*** DATA ROWS ***

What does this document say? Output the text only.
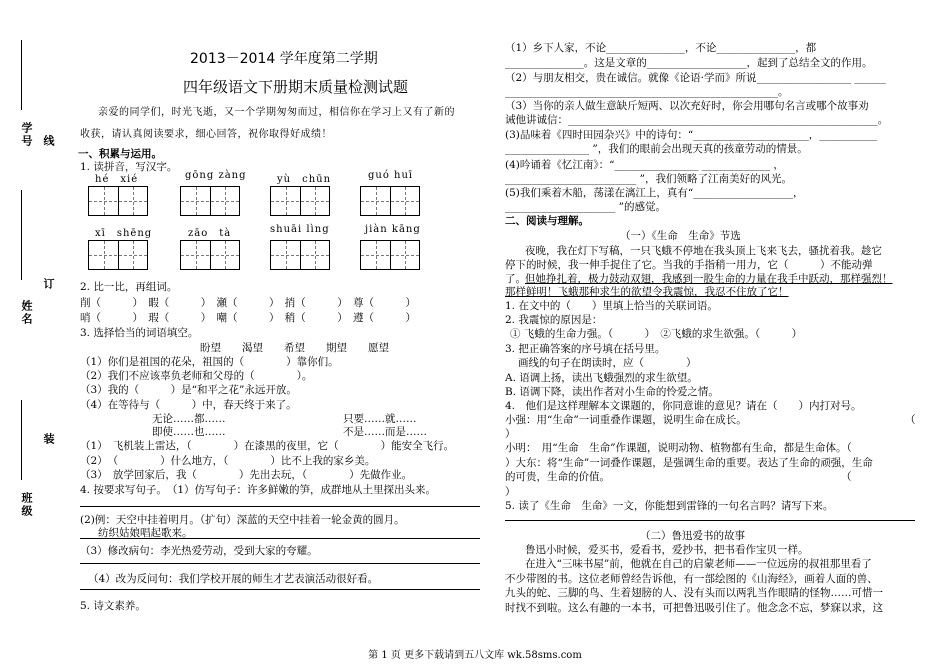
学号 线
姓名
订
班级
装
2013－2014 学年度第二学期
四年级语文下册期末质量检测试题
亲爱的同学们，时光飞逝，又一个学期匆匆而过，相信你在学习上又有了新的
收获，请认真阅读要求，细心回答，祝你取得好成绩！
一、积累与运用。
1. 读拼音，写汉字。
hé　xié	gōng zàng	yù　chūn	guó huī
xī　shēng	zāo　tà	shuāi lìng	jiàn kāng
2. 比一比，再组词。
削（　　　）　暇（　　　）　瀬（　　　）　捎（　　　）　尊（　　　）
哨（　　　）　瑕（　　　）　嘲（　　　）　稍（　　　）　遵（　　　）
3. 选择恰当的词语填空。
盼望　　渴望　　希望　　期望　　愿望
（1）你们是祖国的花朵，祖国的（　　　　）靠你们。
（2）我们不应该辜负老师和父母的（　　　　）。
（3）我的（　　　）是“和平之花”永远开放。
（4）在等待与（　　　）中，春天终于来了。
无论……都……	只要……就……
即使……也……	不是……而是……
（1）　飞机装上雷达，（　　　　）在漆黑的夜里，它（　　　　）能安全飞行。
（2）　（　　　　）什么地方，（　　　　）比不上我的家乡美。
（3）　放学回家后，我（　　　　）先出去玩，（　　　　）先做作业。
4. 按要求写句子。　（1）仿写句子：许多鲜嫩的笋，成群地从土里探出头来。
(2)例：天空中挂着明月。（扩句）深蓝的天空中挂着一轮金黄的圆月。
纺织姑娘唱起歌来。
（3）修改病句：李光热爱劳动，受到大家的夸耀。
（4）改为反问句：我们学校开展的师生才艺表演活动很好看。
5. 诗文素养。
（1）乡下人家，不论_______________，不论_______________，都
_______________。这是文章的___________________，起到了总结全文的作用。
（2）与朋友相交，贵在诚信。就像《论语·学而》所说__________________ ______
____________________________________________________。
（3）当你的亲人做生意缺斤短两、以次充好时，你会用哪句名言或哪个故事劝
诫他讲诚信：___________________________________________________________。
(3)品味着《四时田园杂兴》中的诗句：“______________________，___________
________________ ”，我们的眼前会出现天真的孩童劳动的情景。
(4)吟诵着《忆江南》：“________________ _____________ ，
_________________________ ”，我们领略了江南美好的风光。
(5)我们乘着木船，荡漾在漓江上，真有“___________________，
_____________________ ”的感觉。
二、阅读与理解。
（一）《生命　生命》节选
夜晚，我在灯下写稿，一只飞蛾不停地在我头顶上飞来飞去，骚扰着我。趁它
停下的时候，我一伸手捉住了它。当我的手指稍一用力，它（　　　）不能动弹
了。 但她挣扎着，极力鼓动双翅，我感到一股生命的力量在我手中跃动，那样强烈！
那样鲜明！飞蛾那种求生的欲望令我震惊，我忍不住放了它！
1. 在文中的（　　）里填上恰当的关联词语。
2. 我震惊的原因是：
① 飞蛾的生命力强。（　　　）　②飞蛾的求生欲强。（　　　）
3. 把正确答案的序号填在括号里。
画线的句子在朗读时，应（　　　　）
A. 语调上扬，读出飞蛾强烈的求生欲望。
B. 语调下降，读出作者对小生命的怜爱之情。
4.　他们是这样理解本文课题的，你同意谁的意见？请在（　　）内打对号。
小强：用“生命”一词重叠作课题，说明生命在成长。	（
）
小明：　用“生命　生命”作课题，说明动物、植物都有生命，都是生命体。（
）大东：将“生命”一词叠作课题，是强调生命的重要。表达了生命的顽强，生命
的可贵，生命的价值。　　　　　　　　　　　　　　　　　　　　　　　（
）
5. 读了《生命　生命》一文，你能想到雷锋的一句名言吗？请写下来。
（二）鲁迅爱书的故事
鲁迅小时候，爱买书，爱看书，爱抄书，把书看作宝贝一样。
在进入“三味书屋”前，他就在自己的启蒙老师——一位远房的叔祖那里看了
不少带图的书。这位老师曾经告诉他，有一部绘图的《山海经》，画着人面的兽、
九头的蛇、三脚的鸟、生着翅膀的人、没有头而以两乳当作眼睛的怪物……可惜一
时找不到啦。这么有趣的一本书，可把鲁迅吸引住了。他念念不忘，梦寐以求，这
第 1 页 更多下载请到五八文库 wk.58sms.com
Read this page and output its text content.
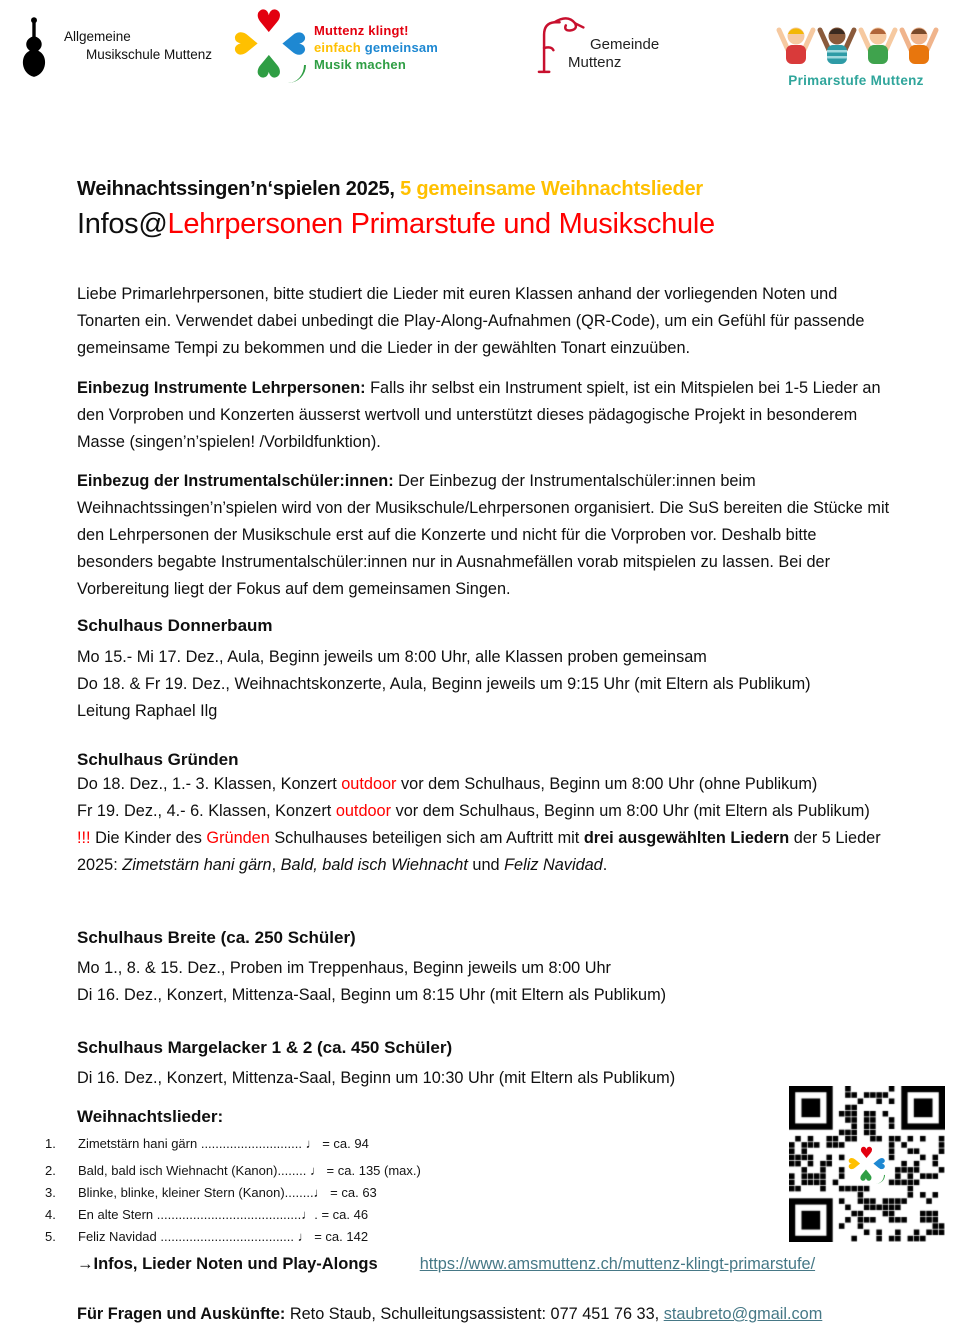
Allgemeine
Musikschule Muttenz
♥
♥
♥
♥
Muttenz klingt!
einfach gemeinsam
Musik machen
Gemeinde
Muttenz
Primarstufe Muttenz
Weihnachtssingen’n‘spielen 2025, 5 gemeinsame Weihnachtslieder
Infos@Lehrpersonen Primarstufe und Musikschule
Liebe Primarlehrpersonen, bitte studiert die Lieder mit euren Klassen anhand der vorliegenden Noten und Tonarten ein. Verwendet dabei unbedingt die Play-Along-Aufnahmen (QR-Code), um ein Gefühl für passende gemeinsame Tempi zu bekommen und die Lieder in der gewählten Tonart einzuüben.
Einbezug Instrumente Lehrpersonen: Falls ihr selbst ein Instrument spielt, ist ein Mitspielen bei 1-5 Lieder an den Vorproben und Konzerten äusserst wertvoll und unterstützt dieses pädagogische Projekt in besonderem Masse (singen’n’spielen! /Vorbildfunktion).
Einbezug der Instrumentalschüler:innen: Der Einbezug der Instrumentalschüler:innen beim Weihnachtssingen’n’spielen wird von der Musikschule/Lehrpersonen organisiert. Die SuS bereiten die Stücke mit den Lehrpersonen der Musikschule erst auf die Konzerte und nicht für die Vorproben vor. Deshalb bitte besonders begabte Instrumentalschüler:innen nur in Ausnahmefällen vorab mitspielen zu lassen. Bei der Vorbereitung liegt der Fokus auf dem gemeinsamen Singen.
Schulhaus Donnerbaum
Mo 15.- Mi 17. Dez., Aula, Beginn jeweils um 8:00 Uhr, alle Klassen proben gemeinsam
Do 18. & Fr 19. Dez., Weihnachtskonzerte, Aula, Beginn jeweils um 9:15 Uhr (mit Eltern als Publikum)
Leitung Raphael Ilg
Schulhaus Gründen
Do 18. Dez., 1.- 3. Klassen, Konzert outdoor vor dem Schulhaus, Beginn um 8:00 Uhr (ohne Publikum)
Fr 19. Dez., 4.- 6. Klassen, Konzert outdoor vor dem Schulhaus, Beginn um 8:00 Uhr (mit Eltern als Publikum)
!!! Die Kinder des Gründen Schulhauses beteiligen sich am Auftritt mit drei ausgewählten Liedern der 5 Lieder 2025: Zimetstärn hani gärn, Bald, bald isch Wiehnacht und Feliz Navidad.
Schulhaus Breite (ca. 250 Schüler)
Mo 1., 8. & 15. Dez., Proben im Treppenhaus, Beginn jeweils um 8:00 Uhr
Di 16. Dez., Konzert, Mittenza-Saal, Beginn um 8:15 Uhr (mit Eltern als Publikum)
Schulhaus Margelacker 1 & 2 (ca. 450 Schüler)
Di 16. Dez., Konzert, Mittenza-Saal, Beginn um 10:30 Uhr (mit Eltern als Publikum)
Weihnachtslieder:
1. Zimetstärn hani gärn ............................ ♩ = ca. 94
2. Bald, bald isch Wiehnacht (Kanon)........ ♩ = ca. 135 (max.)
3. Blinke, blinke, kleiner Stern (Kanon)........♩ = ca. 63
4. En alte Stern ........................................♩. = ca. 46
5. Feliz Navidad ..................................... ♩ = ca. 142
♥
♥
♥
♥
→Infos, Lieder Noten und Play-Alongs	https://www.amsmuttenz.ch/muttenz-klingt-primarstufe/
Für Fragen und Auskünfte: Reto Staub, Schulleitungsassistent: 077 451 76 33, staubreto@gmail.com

***

GOAL:
Write the entries above out in full, exactly, with no images.

TASK RESULT:
What does this document say? Output the text only.
学号 线
姓名
订
班级
装
2013－2014 学年度第二学期
四年级语文下册期末质量检测试题
亲爱的同学们，时光飞逝，又一个学期匆匆而过，相信你在学习上又有了新的
收获，请认真阅读要求，细心回答，祝你取得好成绩！
一、积累与运用。
1. 读拼音，写汉字。
hé　xié	gōng zàng	yù　chūn	guó huī
xī　shēng	zāo　tà	shuāi lìng	jiàn kāng
2. 比一比，再组词。
削（　　　）　暇（　　　）　瀬（　　　）　捎（　　　）　尊（　　　）
哨（　　　）　瑕（　　　）　嘲（　　　）　稍（　　　）　遵（　　　）
3. 选择恰当的词语填空。
盼望　　渴望　　希望　　期望　　愿望
（1）你们是祖国的花朵，祖国的（　　　　）靠你们。
（2）我们不应该辜负老师和父母的（　　　　）。
（3）我的（　　　）是“和平之花”永远开放。
（4）在等待与（　　　）中，春天终于来了。
无论……都……	只要……就……
即使……也……	不是……而是……
（1）　飞机装上雷达，（　　　　）在漆黑的夜里，它（　　　　）能安全飞行。
（2）　（　　　　）什么地方，（　　　　）比不上我的家乡美。
（3）　放学回家后，我（　　　　）先出去玩，（　　　　）先做作业。
4. 按要求写句子。　（1）仿写句子：许多鲜嫩的笋，成群地从土里探出头来。
(2)例：天空中挂着明月。（扩句）深蓝的天空中挂着一轮金黄的圆月。
纺织姑娘唱起歌来。
（3）修改病句：李光热爱劳动，受到大家的夸耀。
（4）改为反问句：我们学校开展的师生才艺表演活动很好看。
5. 诗文素养。
（1）乡下人家，不论_______________，不论_______________，都
_______________。这是文章的___________________，起到了总结全文的作用。
（2）与朋友相交，贵在诚信。就像《论语·学而》所说__________________ ______
____________________________________________________。
（3）当你的亲人做生意缺斤短两、以次充好时，你会用哪句名言或哪个故事劝
诫他讲诚信：___________________________________________________________。
(3)品味着《四时田园杂兴》中的诗句：“______________________，___________
________________ ”，我们的眼前会出现天真的孩童劳动的情景。
(4)吟诵着《忆江南》：“________________ _____________ ，
_________________________ ”，我们领略了江南美好的风光。
(5)我们乘着木船，荡漾在漓江上，真有“___________________，
_____________________ ”的感觉。
二、阅读与理解。
（一）《生命　生命》节选
夜晚，我在灯下写稿，一只飞蛾不停地在我头顶上飞来飞去，骚扰着我。趁它
停下的时候，我一伸手捉住了它。当我的手指稍一用力，它（　　　）不能动弹
了。 但她挣扎着，极力鼓动双翅，我感到一股生命的力量在我手中跃动，那样强烈！
那样鲜明！飞蛾那种求生的欲望令我震惊，我忍不住放了它！
1. 在文中的（　　）里填上恰当的关联词语。
2. 我震惊的原因是：
① 飞蛾的生命力强。（　　　）　②飞蛾的求生欲强。（　　　）
3. 把正确答案的序号填在括号里。
画线的句子在朗读时，应（　　　　）
A. 语调上扬，读出飞蛾强烈的求生欲望。
B. 语调下降，读出作者对小生命的怜爱之情。
4.　他们是这样理解本文课题的，你同意谁的意见？请在（　　）内打对号。
小强：用“生命”一词重叠作课题，说明生命在成长。	（
）
小明：　用“生命　生命”作课题，说明动物、植物都有生命，都是生命体。（
）大东：将“生命”一词叠作课题，是强调生命的重要。表达了生命的顽强，生命
的可贵，生命的价值。　　　　　　　　　　　　　　　　　　　　　　　（
）
5. 读了《生命　生命》一文，你能想到雷锋的一句名言吗？请写下来。
（二）鲁迅爱书的故事
鲁迅小时候，爱买书，爱看书，爱抄书，把书看作宝贝一样。
在进入“三味书屋”前，他就在自己的启蒙老师——一位远房的叔祖那里看了
不少带图的书。这位老师曾经告诉他，有一部绘图的《山海经》，画着人面的兽、
九头的蛇、三脚的鸟、生着翅膀的人、没有头而以两乳当作眼睛的怪物……可惜一
时找不到啦。这么有趣的一本书，可把鲁迅吸引住了。他念念不忘，梦寐以求，这
第 1 页 更多下载请到五八文库 wk.58sms.com
Read this page and output its text content.
Allgemeine
Musikschule Muttenz
♥
♥
♥
♥
Muttenz klingt!
einfach gemeinsam
Musik machen
Gemeinde
Muttenz
Primarstufe Muttenz
Weihnachtssingen’n‘spielen 2025, 5 gemeinsame Weihnachtslieder
Infos@Lehrpersonen Primarstufe und Musikschule
Liebe Primarlehrpersonen, bitte studiert die Lieder mit euren Klassen anhand der vorliegenden Noten und Tonarten ein. Verwendet dabei unbedingt die Play-Along-Aufnahmen (QR-Code), um ein Gefühl für passende gemeinsame Tempi zu bekommen und die Lieder in der gewählten Tonart einzuüben.
Einbezug Instrumente Lehrpersonen: Falls ihr selbst ein Instrument spielt, ist ein Mitspielen bei 1-5 Lieder an den Vorproben und Konzerten äusserst wertvoll und unterstützt dieses pädagogische Projekt in besonderem Masse (singen’n’spielen! /Vorbildfunktion).
Einbezug der Instrumentalschüler:innen: Der Einbezug der Instrumentalschüler:innen beim Weihnachtssingen’n’spielen wird von der Musikschule/Lehrpersonen organisiert. Die SuS bereiten die Stücke mit den Lehrpersonen der Musikschule erst auf die Konzerte und nicht für die Vorproben vor. Deshalb bitte besonders begabte Instrumentalschüler:innen nur in Ausnahmefällen vorab mitspielen zu lassen. Bei der Vorbereitung liegt der Fokus auf dem gemeinsamen Singen.
Schulhaus Donnerbaum
Mo 15.- Mi 17. Dez., Aula, Beginn jeweils um 8:00 Uhr, alle Klassen proben gemeinsam
Do 18. & Fr 19. Dez., Weihnachtskonzerte, Aula, Beginn jeweils um 9:15 Uhr (mit Eltern als Publikum)
Leitung Raphael Ilg
Schulhaus Gründen
Do 18. Dez., 1.- 3. Klassen, Konzert outdoor vor dem Schulhaus, Beginn um 8:00 Uhr (ohne Publikum)
Fr 19. Dez., 4.- 6. Klassen, Konzert outdoor vor dem Schulhaus, Beginn um 8:00 Uhr (mit Eltern als Publikum)
!!! Die Kinder des Gründen Schulhauses beteiligen sich am Auftritt mit drei ausgewählten Liedern der 5 Lieder 2025: Zimetstärn hani gärn, Bald, bald isch Wiehnacht und Feliz Navidad.
Schulhaus Breite (ca. 250 Schüler)
Mo 1., 8. & 15. Dez., Proben im Treppenhaus, Beginn jeweils um 8:00 Uhr
Di 16. Dez., Konzert, Mittenza-Saal, Beginn um 8:15 Uhr (mit Eltern als Publikum)
Schulhaus Margelacker 1 & 2 (ca. 450 Schüler)
Di 16. Dez., Konzert, Mittenza-Saal, Beginn um 10:30 Uhr (mit Eltern als Publikum)
Weihnachtslieder:
1. Zimetstärn hani gärn ............................ ♩ = ca. 94
2. Bald, bald isch Wiehnacht (Kanon)........ ♩ = ca. 135 (max.)
3. Blinke, blinke, kleiner Stern (Kanon)........♩ = ca. 63
4. En alte Stern ........................................♩. = ca. 46
5. Feliz Navidad ..................................... ♩ = ca. 142
♥
♥
♥
♥
→Infos, Lieder Noten und Play-Alongs	https://www.amsmuttenz.ch/muttenz-klingt-primarstufe/
Für Fragen und Auskünfte: Reto Staub, Schulleitungsassistent: 077 451 76 33, staubreto@gmail.com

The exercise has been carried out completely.